Exercise directions
Copy the full listing exactly, word for word.

Supplied entries
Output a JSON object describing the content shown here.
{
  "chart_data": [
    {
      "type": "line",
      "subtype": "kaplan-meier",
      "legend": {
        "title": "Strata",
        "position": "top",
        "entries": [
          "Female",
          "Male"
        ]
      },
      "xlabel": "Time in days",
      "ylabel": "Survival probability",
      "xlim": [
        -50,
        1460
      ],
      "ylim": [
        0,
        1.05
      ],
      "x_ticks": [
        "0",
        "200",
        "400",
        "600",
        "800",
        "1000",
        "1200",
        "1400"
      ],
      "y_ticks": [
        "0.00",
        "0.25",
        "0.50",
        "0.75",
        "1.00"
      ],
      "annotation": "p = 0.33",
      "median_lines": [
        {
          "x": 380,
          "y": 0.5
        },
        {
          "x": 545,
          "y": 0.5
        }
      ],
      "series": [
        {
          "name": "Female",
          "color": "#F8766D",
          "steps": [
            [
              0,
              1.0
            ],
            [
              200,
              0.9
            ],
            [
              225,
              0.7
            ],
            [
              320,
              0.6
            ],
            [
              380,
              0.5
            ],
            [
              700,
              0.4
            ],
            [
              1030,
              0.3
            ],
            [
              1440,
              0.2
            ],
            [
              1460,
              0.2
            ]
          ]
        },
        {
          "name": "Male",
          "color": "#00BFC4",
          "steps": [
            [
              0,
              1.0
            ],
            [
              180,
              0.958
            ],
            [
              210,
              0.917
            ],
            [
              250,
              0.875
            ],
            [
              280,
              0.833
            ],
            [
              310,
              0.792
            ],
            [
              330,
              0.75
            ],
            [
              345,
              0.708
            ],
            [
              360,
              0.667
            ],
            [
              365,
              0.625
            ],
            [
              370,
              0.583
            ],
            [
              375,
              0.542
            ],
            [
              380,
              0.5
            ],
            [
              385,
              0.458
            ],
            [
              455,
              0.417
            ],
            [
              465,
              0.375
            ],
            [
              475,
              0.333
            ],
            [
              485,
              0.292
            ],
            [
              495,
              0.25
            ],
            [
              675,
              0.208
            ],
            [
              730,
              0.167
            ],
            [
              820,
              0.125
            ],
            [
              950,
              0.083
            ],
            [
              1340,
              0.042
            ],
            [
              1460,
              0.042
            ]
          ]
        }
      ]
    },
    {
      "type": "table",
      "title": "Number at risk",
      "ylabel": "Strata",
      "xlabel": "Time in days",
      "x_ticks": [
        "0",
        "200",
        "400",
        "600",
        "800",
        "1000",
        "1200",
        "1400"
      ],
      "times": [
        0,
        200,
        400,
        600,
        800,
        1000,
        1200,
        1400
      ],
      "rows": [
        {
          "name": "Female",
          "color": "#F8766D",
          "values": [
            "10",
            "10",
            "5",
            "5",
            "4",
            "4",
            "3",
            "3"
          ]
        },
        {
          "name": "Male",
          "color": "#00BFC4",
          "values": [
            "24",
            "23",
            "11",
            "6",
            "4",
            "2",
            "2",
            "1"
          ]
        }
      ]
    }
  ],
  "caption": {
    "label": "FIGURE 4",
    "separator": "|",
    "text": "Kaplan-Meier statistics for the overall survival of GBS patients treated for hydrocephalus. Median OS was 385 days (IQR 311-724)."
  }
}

Task output
Output a JSON object describing the content shown here.
{
  "chart_data": [
    {
      "type": "line",
      "subtype": "kaplan-meier",
      "legend": {
        "title": "Strata",
        "position": "top",
        "entries": [
          "Female",
          "Male"
        ]
      },
      "xlabel": "Time in days",
      "ylabel": "Survival probability",
      "xlim": [
        -50,
        1460
      ],
      "ylim": [
        0,
        1.05
      ],
      "x_ticks": [
        "0",
        "200",
        "400",
        "600",
        "800",
        "1000",
        "1200",
        "1400"
      ],
      "y_ticks": [
        "0.00",
        "0.25",
        "0.50",
        "0.75",
        "1.00"
      ],
      "annotation": "p = 0.33",
      "median_lines": [
        {
          "x": 380,
          "y": 0.5
        },
        {
          "x": 545,
          "y": 0.5
        }
      ],
      "series": [
        {
          "name": "Female",
          "color": "#F8766D",
          "steps": [
            [
              0,
              1.0
            ],
            [
              200,
              0.9
            ],
            [
              225,
              0.7
            ],
            [
              320,
              0.6
            ],
            [
              380,
              0.5
            ],
            [
              700,
              0.4
            ],
            [
              1030,
              0.3
            ],
            [
              1440,
              0.2
            ],
            [
              1460,
              0.2
            ]
          ]
        },
        {
          "name": "Male",
          "color": "#00BFC4",
          "steps": [
            [
              0,
              1.0
            ],
            [
              180,
              0.958
            ],
            [
              210,
              0.917
            ],
            [
              250,
              0.875
            ],
            [
              280,
              0.833
            ],
            [
              310,
              0.792
            ],
            [
              330,
              0.75
            ],
            [
              345,
              0.708
            ],
            [
              360,
              0.667
            ],
            [
              365,
              0.625
            ],
            [
              370,
              0.583
            ],
            [
              375,
              0.542
            ],
            [
              380,
              0.5
            ],
            [
              385,
              0.458
            ],
            [
              455,
              0.417
            ],
            [
              465,
              0.375
            ],
            [
              475,
              0.333
            ],
            [
              485,
              0.292
            ],
            [
              495,
              0.25
            ],
            [
              675,
              0.208
            ],
            [
              730,
              0.167
            ],
            [
              820,
              0.125
            ],
            [
              950,
              0.083
            ],
            [
              1340,
              0.042
            ],
            [
              1460,
              0.042
            ]
          ]
        }
      ]
    },
    {
      "type": "table",
      "title": "Number at risk",
      "ylabel": "Strata",
      "xlabel": "Time in days",
      "x_ticks": [
        "0",
        "200",
        "400",
        "600",
        "800",
        "1000",
        "1200",
        "1400"
      ],
      "times": [
        0,
        200,
        400,
        600,
        800,
        1000,
        1200,
        1400
      ],
      "rows": [
        {
          "name": "Female",
          "color": "#F8766D",
          "values": [
            "10",
            "10",
            "5",
            "5",
            "4",
            "4",
            "3",
            "3"
          ]
        },
        {
          "name": "Male",
          "color": "#00BFC4",
          "values": [
            "24",
            "23",
            "11",
            "6",
            "4",
            "2",
            "2",
            "1"
          ]
        }
      ]
    }
  ],
  "caption": {
    "label": "FIGURE 4",
    "separator": "|",
    "text": "Kaplan-Meier statistics for the overall survival of GBS patients treated for hydrocephalus. Median OS was 385 days (IQR 311-724)."
  }
}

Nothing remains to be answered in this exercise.